* TEXT SEGMENT *
-- Opening Marker --

It says in this article that:
Making a class final because it is immutable is a good reason to do so.
I'm a bit puzzled by this... I understand that immutability is a good thing from the POV of thread-safety and simplicity, but it seems that these concerns are somewhat orthogonal to extensibility. So, why is immutability a good reason for making a class final?
No, it is not mandatory to have all properties final to create an immutable object. In immutable objects you should not allow users to modify the variables of the class. You can do this just by making variables private and not providing setter methods to modify them.
By declaring immutable classes final, we impose a guarantee that malicious subclasses capable of changing the state of the object and violating assumptions that clients often make regarding immutability, are not a concern.
final modifier is applicable for variable but not for objects, Whereas immutability applicable for an object but not for variables. By declaring a reference variable as final, we won't get any immutability nature, Even though reference variable is final.

-- Closing Marker --

Data items:

-- Opening Marker --

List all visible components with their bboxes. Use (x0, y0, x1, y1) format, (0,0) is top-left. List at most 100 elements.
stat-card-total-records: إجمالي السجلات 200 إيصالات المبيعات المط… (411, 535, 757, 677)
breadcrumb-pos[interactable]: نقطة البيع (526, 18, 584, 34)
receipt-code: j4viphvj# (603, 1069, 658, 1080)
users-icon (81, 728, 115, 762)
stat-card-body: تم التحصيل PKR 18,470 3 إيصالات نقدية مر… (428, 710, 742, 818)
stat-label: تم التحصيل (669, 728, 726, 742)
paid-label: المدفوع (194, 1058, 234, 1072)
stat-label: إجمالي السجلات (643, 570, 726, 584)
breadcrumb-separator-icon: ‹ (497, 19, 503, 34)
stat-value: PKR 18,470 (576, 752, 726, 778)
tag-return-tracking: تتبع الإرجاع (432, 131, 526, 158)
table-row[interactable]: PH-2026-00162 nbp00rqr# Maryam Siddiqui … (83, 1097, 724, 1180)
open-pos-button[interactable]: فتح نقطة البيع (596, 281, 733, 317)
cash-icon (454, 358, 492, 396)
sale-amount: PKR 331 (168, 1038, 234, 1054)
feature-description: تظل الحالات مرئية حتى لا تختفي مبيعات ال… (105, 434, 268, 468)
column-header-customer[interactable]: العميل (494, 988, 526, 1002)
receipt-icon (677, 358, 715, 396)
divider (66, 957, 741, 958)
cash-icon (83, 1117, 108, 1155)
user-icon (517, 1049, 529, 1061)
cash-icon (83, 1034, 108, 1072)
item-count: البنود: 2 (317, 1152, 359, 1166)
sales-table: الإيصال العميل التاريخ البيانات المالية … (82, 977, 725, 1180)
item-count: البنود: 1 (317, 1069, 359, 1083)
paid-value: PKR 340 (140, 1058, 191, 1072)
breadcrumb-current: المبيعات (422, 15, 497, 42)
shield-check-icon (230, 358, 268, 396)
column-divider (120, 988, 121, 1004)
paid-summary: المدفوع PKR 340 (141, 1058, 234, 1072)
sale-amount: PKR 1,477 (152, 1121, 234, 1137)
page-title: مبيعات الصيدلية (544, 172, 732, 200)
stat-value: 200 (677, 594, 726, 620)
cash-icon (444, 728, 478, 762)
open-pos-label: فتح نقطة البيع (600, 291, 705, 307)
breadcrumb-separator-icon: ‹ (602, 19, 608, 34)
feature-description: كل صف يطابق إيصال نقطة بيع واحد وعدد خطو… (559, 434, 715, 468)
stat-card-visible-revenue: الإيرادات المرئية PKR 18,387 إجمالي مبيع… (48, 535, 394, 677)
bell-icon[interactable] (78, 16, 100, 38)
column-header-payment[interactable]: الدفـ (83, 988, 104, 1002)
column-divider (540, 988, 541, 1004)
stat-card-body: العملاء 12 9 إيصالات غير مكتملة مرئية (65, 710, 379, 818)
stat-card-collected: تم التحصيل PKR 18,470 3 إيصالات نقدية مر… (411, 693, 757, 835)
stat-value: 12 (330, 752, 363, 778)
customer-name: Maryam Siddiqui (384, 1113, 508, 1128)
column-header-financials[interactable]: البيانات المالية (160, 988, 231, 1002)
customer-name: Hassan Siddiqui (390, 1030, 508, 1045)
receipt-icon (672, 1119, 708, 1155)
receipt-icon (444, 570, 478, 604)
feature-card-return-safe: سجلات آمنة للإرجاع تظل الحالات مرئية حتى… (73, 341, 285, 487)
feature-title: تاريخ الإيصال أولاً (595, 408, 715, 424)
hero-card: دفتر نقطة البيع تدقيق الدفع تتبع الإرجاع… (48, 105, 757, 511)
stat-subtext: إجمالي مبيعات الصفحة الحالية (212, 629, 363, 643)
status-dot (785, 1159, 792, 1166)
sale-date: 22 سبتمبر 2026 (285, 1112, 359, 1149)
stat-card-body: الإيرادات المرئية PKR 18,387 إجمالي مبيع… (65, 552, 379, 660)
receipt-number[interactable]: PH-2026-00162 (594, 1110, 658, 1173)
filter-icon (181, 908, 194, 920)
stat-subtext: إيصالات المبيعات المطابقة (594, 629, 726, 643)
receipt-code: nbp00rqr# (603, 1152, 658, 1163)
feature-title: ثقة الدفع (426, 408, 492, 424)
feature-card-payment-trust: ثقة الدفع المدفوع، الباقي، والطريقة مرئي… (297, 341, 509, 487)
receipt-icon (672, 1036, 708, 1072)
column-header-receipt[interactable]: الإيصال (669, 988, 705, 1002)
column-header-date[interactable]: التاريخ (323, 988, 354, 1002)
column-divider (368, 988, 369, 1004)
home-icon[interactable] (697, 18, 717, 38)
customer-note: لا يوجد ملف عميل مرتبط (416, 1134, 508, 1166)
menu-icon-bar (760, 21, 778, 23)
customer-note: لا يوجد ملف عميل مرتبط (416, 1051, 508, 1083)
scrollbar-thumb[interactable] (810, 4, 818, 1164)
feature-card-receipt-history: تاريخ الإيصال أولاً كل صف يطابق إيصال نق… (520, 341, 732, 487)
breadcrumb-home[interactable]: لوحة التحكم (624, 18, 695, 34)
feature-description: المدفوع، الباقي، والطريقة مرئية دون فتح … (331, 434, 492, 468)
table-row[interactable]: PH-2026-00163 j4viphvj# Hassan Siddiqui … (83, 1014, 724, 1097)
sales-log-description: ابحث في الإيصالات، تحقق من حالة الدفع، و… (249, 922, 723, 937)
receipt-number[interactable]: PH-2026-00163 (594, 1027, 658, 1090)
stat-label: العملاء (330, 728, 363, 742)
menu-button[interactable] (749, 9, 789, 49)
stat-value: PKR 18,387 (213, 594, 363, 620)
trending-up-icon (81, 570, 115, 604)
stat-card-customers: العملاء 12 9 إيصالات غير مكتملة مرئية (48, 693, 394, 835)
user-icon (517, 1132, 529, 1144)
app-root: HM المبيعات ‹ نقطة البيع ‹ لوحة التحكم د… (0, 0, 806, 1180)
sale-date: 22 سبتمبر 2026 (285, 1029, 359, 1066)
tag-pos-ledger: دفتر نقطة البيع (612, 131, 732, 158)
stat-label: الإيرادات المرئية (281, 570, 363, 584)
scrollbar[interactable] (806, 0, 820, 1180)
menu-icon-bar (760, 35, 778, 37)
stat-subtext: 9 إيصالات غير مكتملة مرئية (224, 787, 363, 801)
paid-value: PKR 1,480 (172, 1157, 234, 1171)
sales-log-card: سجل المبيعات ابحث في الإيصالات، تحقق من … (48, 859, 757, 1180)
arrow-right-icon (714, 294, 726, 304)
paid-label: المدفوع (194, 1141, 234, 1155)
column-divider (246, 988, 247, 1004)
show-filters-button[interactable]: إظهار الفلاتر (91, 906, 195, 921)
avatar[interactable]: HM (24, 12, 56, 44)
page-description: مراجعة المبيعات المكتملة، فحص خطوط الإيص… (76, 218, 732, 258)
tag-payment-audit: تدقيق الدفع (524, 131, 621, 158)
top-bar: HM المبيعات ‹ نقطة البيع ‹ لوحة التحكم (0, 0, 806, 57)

-- Closing Marker --

* THE TASK *
Can you reproduce the entire text on making immutable classes final, word for word?

* ANSWER TO THE EXERCISE *
It says in this article that:
Making a class final because it is immutable is a good reason to do so.
I'm a bit puzzled by this... I understand that immutability is a good thing from the POV of thread-safety and simplicity, but it seems that these concerns are somewhat orthogonal to extensibility. So, why is immutability a good reason for making a class final?
No, it is not mandatory to have all properties final to create an immutable object. In immutable objects you should not allow users to modify the variables of the class. You can do this just by making variables private and not providing setter methods to modify them.
By declaring immutable classes final, we impose a guarantee that malicious subclasses capable of changing the state of the object and violating assumptions that clients often make regarding immutability, are not a concern.
final modifier is applicable for variable but not for objects, Whereas immutability applicable for an object but not for variables. By declaring a reference variable as final, we won't get any immutability nature, Even though reference variable is final.